### Goal
Copy each line of the material below that includes the string "this".

(Some records)
_ _ _
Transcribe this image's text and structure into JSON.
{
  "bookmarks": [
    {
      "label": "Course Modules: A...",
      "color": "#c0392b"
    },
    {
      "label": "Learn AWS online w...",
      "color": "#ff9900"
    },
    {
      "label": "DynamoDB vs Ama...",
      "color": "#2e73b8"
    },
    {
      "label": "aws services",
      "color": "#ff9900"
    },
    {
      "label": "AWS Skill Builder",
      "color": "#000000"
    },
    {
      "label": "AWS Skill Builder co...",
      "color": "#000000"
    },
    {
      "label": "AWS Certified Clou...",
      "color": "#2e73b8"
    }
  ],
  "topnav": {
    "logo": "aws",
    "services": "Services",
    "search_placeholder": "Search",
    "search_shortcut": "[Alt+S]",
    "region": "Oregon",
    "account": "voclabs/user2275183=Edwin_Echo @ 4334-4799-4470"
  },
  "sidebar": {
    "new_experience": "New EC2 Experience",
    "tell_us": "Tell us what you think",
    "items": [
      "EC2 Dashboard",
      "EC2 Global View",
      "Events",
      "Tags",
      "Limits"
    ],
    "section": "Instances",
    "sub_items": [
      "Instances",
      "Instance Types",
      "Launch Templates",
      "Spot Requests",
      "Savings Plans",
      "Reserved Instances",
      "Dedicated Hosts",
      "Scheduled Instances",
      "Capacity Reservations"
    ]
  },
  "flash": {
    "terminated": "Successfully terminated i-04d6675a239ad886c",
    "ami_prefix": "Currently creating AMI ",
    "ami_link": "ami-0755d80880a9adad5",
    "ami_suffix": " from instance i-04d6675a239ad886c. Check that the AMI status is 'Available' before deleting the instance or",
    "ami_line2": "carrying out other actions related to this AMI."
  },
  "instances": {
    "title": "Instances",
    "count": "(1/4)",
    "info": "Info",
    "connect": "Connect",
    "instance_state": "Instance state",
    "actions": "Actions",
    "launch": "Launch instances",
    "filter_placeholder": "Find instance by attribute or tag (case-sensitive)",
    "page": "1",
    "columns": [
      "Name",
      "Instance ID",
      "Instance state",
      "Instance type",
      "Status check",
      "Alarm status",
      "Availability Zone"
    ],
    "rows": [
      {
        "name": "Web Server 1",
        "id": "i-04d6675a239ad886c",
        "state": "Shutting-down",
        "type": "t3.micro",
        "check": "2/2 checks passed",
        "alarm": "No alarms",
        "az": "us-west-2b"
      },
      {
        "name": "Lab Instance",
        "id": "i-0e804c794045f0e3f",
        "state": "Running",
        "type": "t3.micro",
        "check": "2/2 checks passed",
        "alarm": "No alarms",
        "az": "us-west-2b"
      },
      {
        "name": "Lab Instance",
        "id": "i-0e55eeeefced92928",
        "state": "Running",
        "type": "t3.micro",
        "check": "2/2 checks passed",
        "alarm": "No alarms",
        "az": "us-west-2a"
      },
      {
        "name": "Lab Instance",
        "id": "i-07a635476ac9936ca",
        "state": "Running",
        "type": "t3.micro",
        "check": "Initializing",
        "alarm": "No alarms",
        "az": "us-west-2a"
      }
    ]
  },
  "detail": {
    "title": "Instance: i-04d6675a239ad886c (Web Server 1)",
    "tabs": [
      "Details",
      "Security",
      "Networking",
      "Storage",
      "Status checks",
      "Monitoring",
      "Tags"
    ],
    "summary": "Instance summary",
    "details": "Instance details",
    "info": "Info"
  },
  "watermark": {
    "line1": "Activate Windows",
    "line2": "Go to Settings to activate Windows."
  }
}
_ _ _
### Answer
Transcribe this image's text and structure into JSON.
    "ami_line2": "carrying out other actions related to this AMI."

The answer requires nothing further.